** Start **

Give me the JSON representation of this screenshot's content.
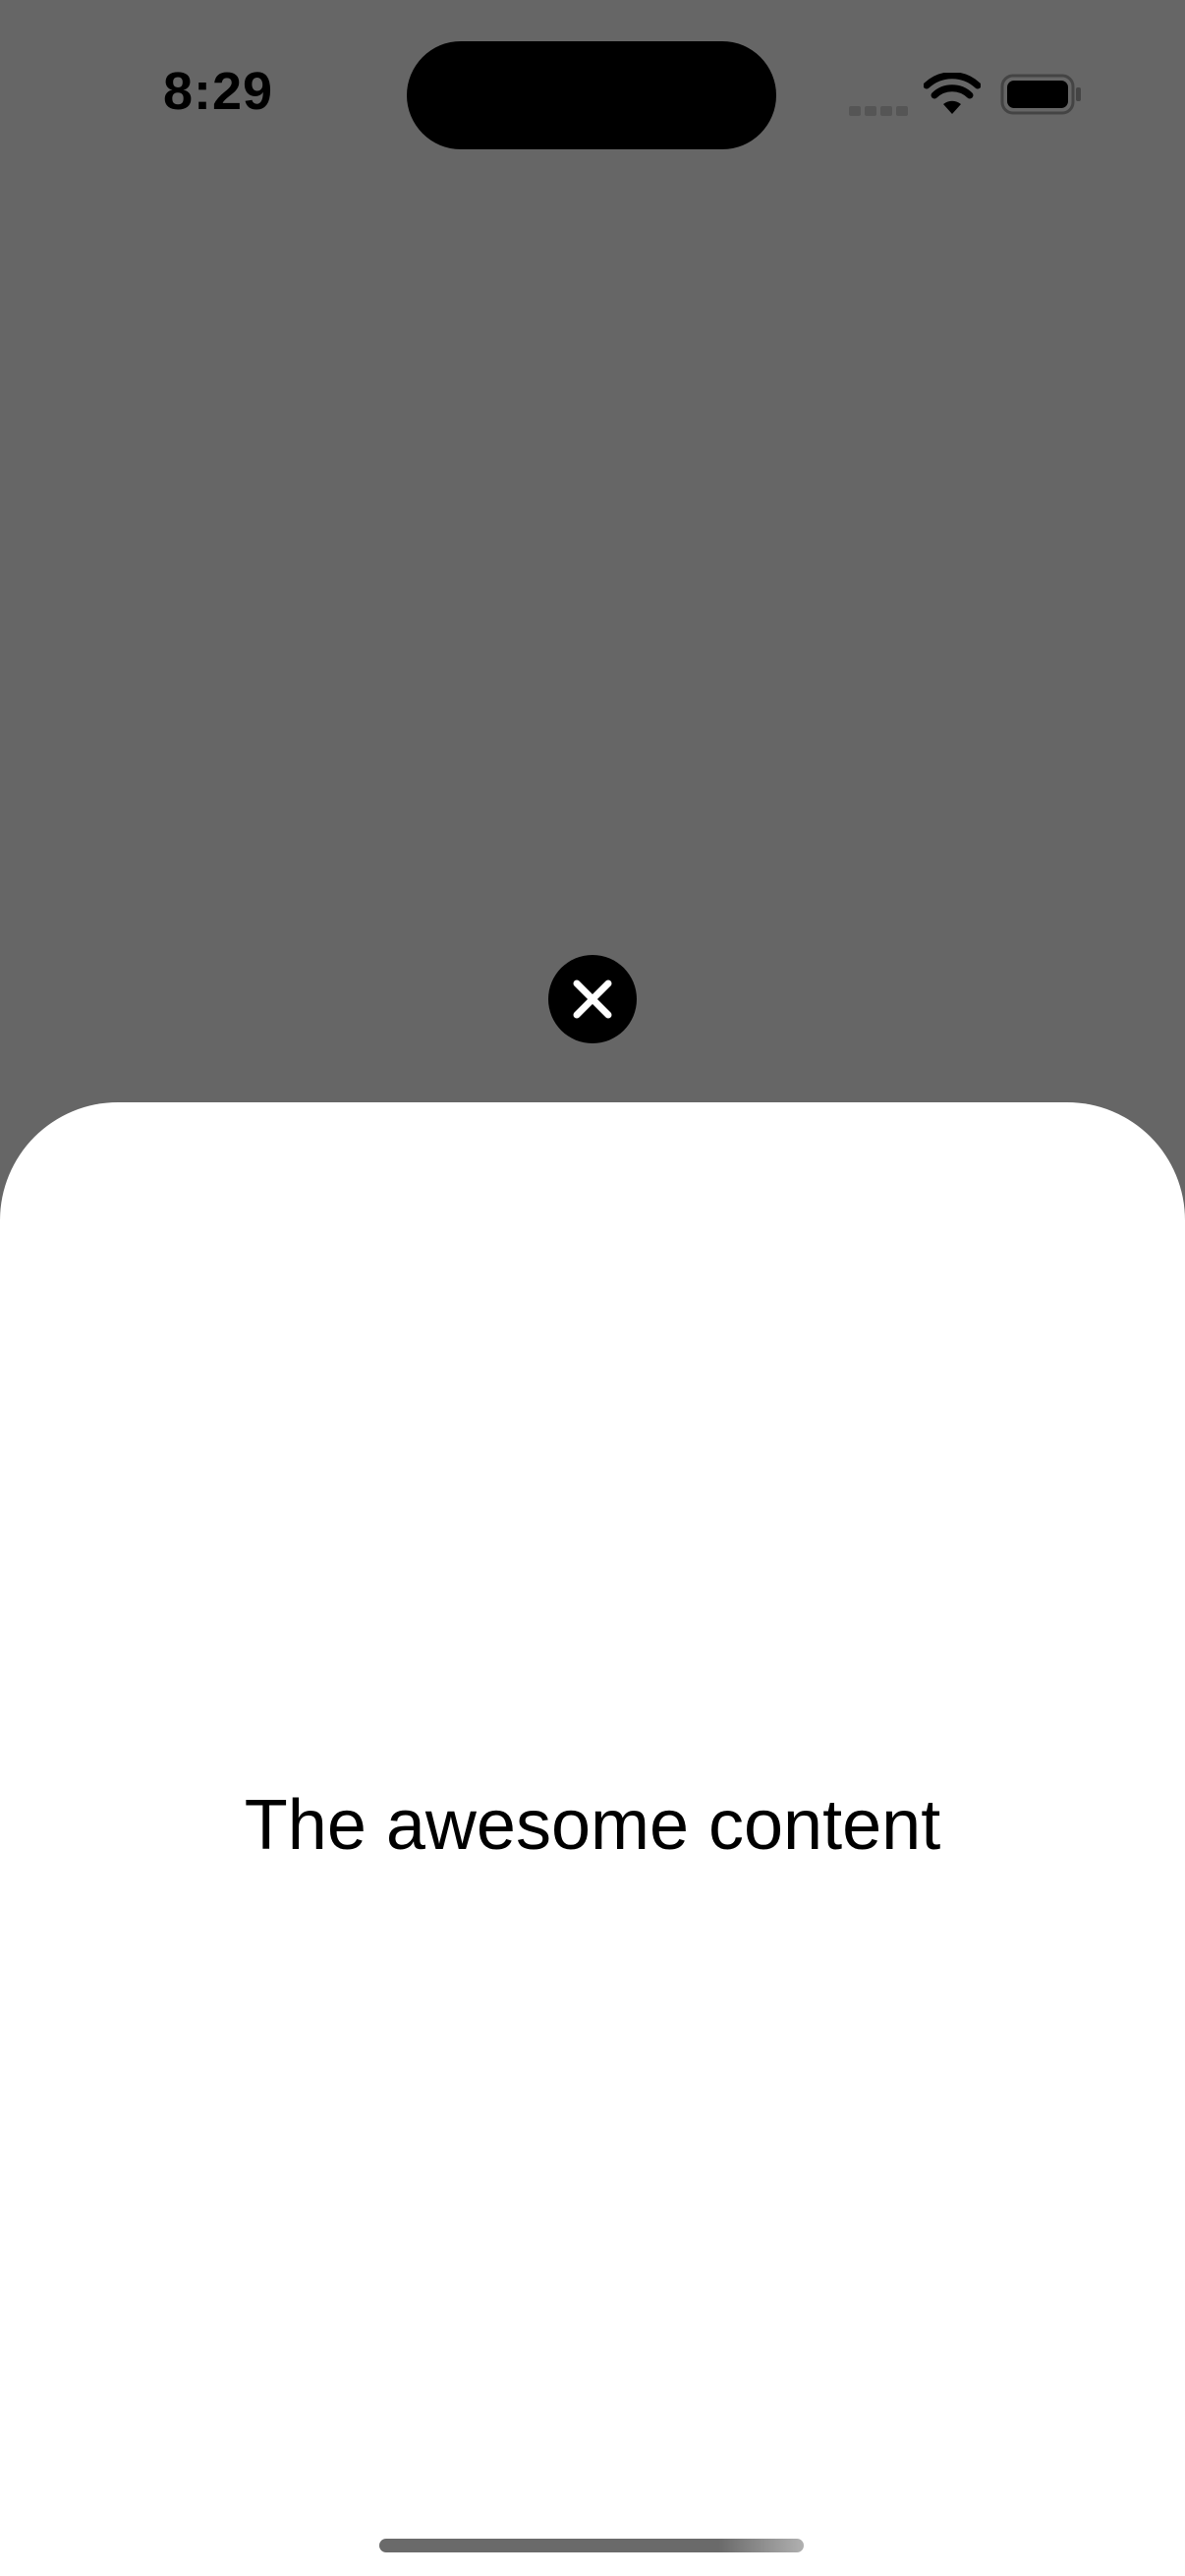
{
  "status_bar": {
    "time": "8:29",
    "icons": [
      "cellular-signal-icon",
      "wifi-icon",
      "battery-icon"
    ]
  },
  "overlay": {
    "close_icon": "close-icon",
    "background_color": "#666666"
  },
  "sheet": {
    "content_text": "The awesome content",
    "background_color": "#ffffff"
  }
}
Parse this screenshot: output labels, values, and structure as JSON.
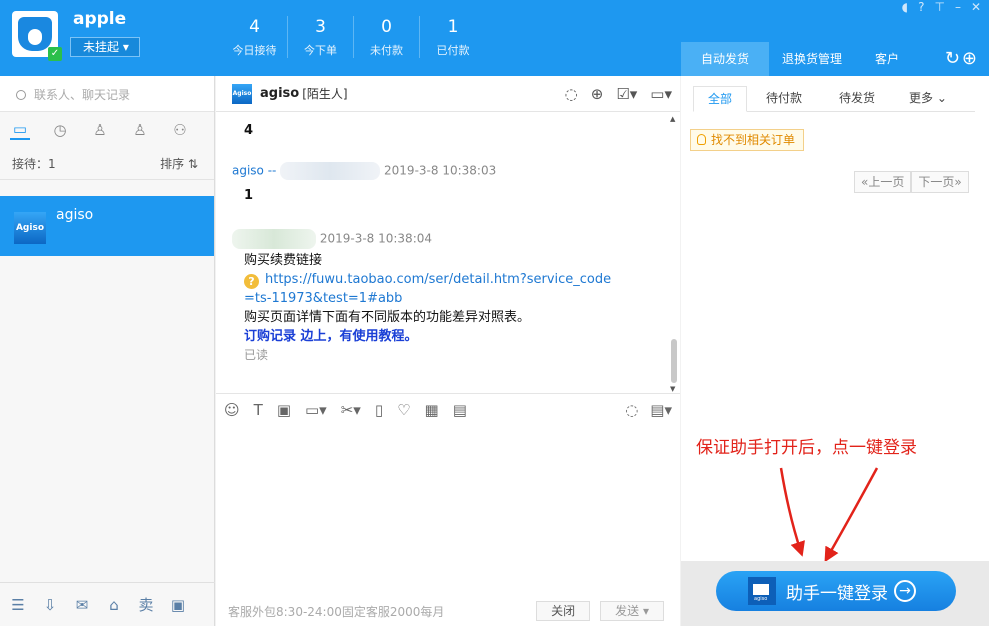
{
  "user": {
    "name": "apple",
    "status": "未挂起"
  },
  "stats": [
    {
      "value": "4",
      "label": "今日接待"
    },
    {
      "value": "3",
      "label": "今下单"
    },
    {
      "value": "0",
      "label": "未付款"
    },
    {
      "value": "1",
      "label": "已付款"
    }
  ],
  "right_tabs": [
    "自动发货",
    "退换货管理",
    "客户"
  ],
  "search": {
    "placeholder": "联系人、聊天记录"
  },
  "queue": {
    "count_label": "接待：1",
    "sort_label": "排序"
  },
  "contact": {
    "name": "agiso",
    "logo_text": "Agiso"
  },
  "chat": {
    "title": "agiso",
    "tag": "[陌生人]",
    "messages": [
      {
        "text": "4"
      },
      {
        "sender": "agiso --",
        "time": "2019-3-8 10:38:03",
        "text": "1"
      }
    ],
    "reply": {
      "time": "2019-3-8 10:38:04",
      "line1": "购买续费链接",
      "link1": "https://fuwu.taobao.com/ser/detail.htm?service_code",
      "link2": "=ts-11973&test=1#abb",
      "line2": "购买页面详情下面有不同版本的功能差异对照表。",
      "line3": "订购记录 边上，有使用教程。",
      "read": "已读"
    },
    "footer": {
      "hint": "客服外包8:30-24:00固定客服2000每月",
      "close": "关闭",
      "send": "发送"
    }
  },
  "orders": {
    "tabs": [
      "全部",
      "待付款",
      "待发货",
      "更多"
    ],
    "not_found": "找不到相关订单",
    "prev": "«上一页",
    "next": "下一页»"
  },
  "annotation": "保证助手打开后，点一键登录",
  "login_button": "助手一键登录",
  "colors": {
    "accent": "#1e98f0",
    "annotation": "#e2231a"
  }
}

** End **

## Task instructions
Quote in full the listing given above; the images are to be left out.

## Answer for this exercise
Give me the JSON representation of this screenshot's content.
{
  "status_bar": {
    "time": "8:29",
    "icons": [
      "cellular-signal-icon",
      "wifi-icon",
      "battery-icon"
    ]
  },
  "overlay": {
    "close_icon": "close-icon",
    "background_color": "#666666"
  },
  "sheet": {
    "content_text": "The awesome content",
    "background_color": "#ffffff"
  }
}
Parse this screenshot: output labels, values, and structure as JSON.
{
  "user": {
    "name": "apple",
    "status": "未挂起"
  },
  "stats": [
    {
      "value": "4",
      "label": "今日接待"
    },
    {
      "value": "3",
      "label": "今下单"
    },
    {
      "value": "0",
      "label": "未付款"
    },
    {
      "value": "1",
      "label": "已付款"
    }
  ],
  "right_tabs": [
    "自动发货",
    "退换货管理",
    "客户"
  ],
  "search": {
    "placeholder": "联系人、聊天记录"
  },
  "queue": {
    "count_label": "接待：1",
    "sort_label": "排序"
  },
  "contact": {
    "name": "agiso",
    "logo_text": "Agiso"
  },
  "chat": {
    "title": "agiso",
    "tag": "[陌生人]",
    "messages": [
      {
        "text": "4"
      },
      {
        "sender": "agiso --",
        "time": "2019-3-8 10:38:03",
        "text": "1"
      }
    ],
    "reply": {
      "time": "2019-3-8 10:38:04",
      "line1": "购买续费链接",
      "link1": "https://fuwu.taobao.com/ser/detail.htm?service_code",
      "link2": "=ts-11973&test=1#abb",
      "line2": "购买页面详情下面有不同版本的功能差异对照表。",
      "line3": "订购记录 边上，有使用教程。",
      "read": "已读"
    },
    "footer": {
      "hint": "客服外包8:30-24:00固定客服2000每月",
      "close": "关闭",
      "send": "发送"
    }
  },
  "orders": {
    "tabs": [
      "全部",
      "待付款",
      "待发货",
      "更多"
    ],
    "not_found": "找不到相关订单",
    "prev": "«上一页",
    "next": "下一页»"
  },
  "annotation": "保证助手打开后，点一键登录",
  "login_button": "助手一键登录",
  "colors": {
    "accent": "#1e98f0",
    "annotation": "#e2231a"
  }
}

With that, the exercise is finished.